» EXERCISE GOAL: Quote every line of the material beneath this one.
'''
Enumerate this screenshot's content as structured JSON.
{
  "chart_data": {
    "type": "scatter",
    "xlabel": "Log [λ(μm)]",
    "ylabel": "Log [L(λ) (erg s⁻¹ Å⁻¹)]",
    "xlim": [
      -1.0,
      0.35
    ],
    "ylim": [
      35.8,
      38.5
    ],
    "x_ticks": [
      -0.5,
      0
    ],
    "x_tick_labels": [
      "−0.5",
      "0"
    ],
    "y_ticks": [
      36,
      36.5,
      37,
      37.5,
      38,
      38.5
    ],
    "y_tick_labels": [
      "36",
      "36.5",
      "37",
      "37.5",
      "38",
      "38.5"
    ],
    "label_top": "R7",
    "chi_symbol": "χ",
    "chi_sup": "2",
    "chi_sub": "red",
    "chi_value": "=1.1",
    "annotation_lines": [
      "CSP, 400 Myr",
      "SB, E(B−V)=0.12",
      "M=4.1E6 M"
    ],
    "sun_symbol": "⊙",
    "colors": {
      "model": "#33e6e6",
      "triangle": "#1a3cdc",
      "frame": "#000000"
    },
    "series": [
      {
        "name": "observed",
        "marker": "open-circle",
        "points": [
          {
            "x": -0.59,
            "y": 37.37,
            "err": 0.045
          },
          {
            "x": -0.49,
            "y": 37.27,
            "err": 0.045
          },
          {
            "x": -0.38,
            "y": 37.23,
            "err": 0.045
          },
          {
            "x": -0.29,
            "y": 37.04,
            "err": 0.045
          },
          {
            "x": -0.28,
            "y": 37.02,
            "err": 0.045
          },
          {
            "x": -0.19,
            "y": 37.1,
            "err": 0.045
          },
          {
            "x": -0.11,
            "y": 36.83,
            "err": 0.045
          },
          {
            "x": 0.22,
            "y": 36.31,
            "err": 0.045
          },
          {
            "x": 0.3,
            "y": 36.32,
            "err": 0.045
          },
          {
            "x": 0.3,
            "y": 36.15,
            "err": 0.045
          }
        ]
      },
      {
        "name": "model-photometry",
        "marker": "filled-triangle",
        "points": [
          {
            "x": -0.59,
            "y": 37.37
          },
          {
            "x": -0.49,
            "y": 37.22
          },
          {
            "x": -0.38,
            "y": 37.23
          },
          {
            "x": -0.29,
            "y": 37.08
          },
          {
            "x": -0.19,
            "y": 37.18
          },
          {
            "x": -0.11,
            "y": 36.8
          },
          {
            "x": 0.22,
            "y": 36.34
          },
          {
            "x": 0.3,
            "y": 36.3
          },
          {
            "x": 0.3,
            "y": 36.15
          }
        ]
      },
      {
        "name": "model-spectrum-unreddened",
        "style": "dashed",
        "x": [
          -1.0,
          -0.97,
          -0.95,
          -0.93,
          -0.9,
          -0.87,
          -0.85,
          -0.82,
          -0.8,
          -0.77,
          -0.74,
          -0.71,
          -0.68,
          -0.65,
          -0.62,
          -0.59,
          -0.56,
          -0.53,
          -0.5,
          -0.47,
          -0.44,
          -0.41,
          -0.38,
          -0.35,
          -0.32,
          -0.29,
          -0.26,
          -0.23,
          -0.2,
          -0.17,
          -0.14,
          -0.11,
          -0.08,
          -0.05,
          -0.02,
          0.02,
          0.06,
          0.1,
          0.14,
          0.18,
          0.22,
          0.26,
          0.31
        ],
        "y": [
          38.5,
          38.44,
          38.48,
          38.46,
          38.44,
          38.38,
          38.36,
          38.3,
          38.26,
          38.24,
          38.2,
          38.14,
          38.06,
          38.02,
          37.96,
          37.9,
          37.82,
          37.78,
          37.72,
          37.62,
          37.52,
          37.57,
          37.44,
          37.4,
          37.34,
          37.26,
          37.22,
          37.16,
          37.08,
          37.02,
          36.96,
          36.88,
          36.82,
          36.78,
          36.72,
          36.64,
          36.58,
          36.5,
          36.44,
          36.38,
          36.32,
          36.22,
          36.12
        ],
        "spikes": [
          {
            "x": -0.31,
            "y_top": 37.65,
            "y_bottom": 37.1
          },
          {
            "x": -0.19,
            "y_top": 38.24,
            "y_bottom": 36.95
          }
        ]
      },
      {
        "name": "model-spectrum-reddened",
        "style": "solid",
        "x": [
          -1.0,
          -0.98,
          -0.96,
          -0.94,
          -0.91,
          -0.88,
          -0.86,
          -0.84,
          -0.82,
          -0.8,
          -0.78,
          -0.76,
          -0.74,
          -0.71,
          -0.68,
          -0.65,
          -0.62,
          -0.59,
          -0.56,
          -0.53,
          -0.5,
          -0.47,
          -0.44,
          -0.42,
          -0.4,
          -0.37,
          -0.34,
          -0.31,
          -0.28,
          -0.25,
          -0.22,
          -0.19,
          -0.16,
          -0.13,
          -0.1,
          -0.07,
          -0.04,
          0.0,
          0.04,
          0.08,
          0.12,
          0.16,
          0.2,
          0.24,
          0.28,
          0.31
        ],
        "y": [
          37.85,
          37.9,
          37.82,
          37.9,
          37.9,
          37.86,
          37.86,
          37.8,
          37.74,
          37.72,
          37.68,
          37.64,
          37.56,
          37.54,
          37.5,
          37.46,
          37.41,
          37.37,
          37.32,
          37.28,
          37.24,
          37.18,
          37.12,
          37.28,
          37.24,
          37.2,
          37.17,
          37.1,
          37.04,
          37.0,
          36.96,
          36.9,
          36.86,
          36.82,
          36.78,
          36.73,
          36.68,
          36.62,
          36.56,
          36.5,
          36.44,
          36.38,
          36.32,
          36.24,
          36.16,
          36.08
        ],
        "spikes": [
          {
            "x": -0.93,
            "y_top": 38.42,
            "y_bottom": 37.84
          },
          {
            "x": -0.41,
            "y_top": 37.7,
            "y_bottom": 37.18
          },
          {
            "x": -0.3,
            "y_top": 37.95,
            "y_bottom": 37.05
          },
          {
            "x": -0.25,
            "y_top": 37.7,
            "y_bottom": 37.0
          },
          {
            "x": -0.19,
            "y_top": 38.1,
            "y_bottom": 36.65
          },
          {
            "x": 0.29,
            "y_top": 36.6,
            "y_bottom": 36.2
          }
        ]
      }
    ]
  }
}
'''
» WRITTEN REPLY:
Enumerate this screenshot's content as structured JSON.
{
  "chart_data": {
    "type": "scatter",
    "xlabel": "Log [λ(μm)]",
    "ylabel": "Log [L(λ) (erg s⁻¹ Å⁻¹)]",
    "xlim": [
      -1.0,
      0.35
    ],
    "ylim": [
      35.8,
      38.5
    ],
    "x_ticks": [
      -0.5,
      0
    ],
    "x_tick_labels": [
      "−0.5",
      "0"
    ],
    "y_ticks": [
      36,
      36.5,
      37,
      37.5,
      38,
      38.5
    ],
    "y_tick_labels": [
      "36",
      "36.5",
      "37",
      "37.5",
      "38",
      "38.5"
    ],
    "label_top": "R7",
    "chi_symbol": "χ",
    "chi_sup": "2",
    "chi_sub": "red",
    "chi_value": "=1.1",
    "annotation_lines": [
      "CSP, 400 Myr",
      "SB, E(B−V)=0.12",
      "M=4.1E6 M"
    ],
    "sun_symbol": "⊙",
    "colors": {
      "model": "#33e6e6",
      "triangle": "#1a3cdc",
      "frame": "#000000"
    },
    "series": [
      {
        "name": "observed",
        "marker": "open-circle",
        "points": [
          {
            "x": -0.59,
            "y": 37.37,
            "err": 0.045
          },
          {
            "x": -0.49,
            "y": 37.27,
            "err": 0.045
          },
          {
            "x": -0.38,
            "y": 37.23,
            "err": 0.045
          },
          {
            "x": -0.29,
            "y": 37.04,
            "err": 0.045
          },
          {
            "x": -0.28,
            "y": 37.02,
            "err": 0.045
          },
          {
            "x": -0.19,
            "y": 37.1,
            "err": 0.045
          },
          {
            "x": -0.11,
            "y": 36.83,
            "err": 0.045
          },
          {
            "x": 0.22,
            "y": 36.31,
            "err": 0.045
          },
          {
            "x": 0.3,
            "y": 36.32,
            "err": 0.045
          },
          {
            "x": 0.3,
            "y": 36.15,
            "err": 0.045
          }
        ]
      },
      {
        "name": "model-photometry",
        "marker": "filled-triangle",
        "points": [
          {
            "x": -0.59,
            "y": 37.37
          },
          {
            "x": -0.49,
            "y": 37.22
          },
          {
            "x": -0.38,
            "y": 37.23
          },
          {
            "x": -0.29,
            "y": 37.08
          },
          {
            "x": -0.19,
            "y": 37.18
          },
          {
            "x": -0.11,
            "y": 36.8
          },
          {
            "x": 0.22,
            "y": 36.34
          },
          {
            "x": 0.3,
            "y": 36.3
          },
          {
            "x": 0.3,
            "y": 36.15
          }
        ]
      },
      {
        "name": "model-spectrum-unreddened",
        "style": "dashed",
        "x": [
          -1.0,
          -0.97,
          -0.95,
          -0.93,
          -0.9,
          -0.87,
          -0.85,
          -0.82,
          -0.8,
          -0.77,
          -0.74,
          -0.71,
          -0.68,
          -0.65,
          -0.62,
          -0.59,
          -0.56,
          -0.53,
          -0.5,
          -0.47,
          -0.44,
          -0.41,
          -0.38,
          -0.35,
          -0.32,
          -0.29,
          -0.26,
          -0.23,
          -0.2,
          -0.17,
          -0.14,
          -0.11,
          -0.08,
          -0.05,
          -0.02,
          0.02,
          0.06,
          0.1,
          0.14,
          0.18,
          0.22,
          0.26,
          0.31
        ],
        "y": [
          38.5,
          38.44,
          38.48,
          38.46,
          38.44,
          38.38,
          38.36,
          38.3,
          38.26,
          38.24,
          38.2,
          38.14,
          38.06,
          38.02,
          37.96,
          37.9,
          37.82,
          37.78,
          37.72,
          37.62,
          37.52,
          37.57,
          37.44,
          37.4,
          37.34,
          37.26,
          37.22,
          37.16,
          37.08,
          37.02,
          36.96,
          36.88,
          36.82,
          36.78,
          36.72,
          36.64,
          36.58,
          36.5,
          36.44,
          36.38,
          36.32,
          36.22,
          36.12
        ],
        "spikes": [
          {
            "x": -0.31,
            "y_top": 37.65,
            "y_bottom": 37.1
          },
          {
            "x": -0.19,
            "y_top": 38.24,
            "y_bottom": 36.95
          }
        ]
      },
      {
        "name": "model-spectrum-reddened",
        "style": "solid",
        "x": [
          -1.0,
          -0.98,
          -0.96,
          -0.94,
          -0.91,
          -0.88,
          -0.86,
          -0.84,
          -0.82,
          -0.8,
          -0.78,
          -0.76,
          -0.74,
          -0.71,
          -0.68,
          -0.65,
          -0.62,
          -0.59,
          -0.56,
          -0.53,
          -0.5,
          -0.47,
          -0.44,
          -0.42,
          -0.4,
          -0.37,
          -0.34,
          -0.31,
          -0.28,
          -0.25,
          -0.22,
          -0.19,
          -0.16,
          -0.13,
          -0.1,
          -0.07,
          -0.04,
          0.0,
          0.04,
          0.08,
          0.12,
          0.16,
          0.2,
          0.24,
          0.28,
          0.31
        ],
        "y": [
          37.85,
          37.9,
          37.82,
          37.9,
          37.9,
          37.86,
          37.86,
          37.8,
          37.74,
          37.72,
          37.68,
          37.64,
          37.56,
          37.54,
          37.5,
          37.46,
          37.41,
          37.37,
          37.32,
          37.28,
          37.24,
          37.18,
          37.12,
          37.28,
          37.24,
          37.2,
          37.17,
          37.1,
          37.04,
          37.0,
          36.96,
          36.9,
          36.86,
          36.82,
          36.78,
          36.73,
          36.68,
          36.62,
          36.56,
          36.5,
          36.44,
          36.38,
          36.32,
          36.24,
          36.16,
          36.08
        ],
        "spikes": [
          {
            "x": -0.93,
            "y_top": 38.42,
            "y_bottom": 37.84
          },
          {
            "x": -0.41,
            "y_top": 37.7,
            "y_bottom": 37.18
          },
          {
            "x": -0.3,
            "y_top": 37.95,
            "y_bottom": 37.05
          },
          {
            "x": -0.25,
            "y_top": 37.7,
            "y_bottom": 37.0
          },
          {
            "x": -0.19,
            "y_top": 38.1,
            "y_bottom": 36.65
          },
          {
            "x": 0.29,
            "y_top": 36.6,
            "y_bottom": 36.2
          }
        ]
      }
    ]
  }
}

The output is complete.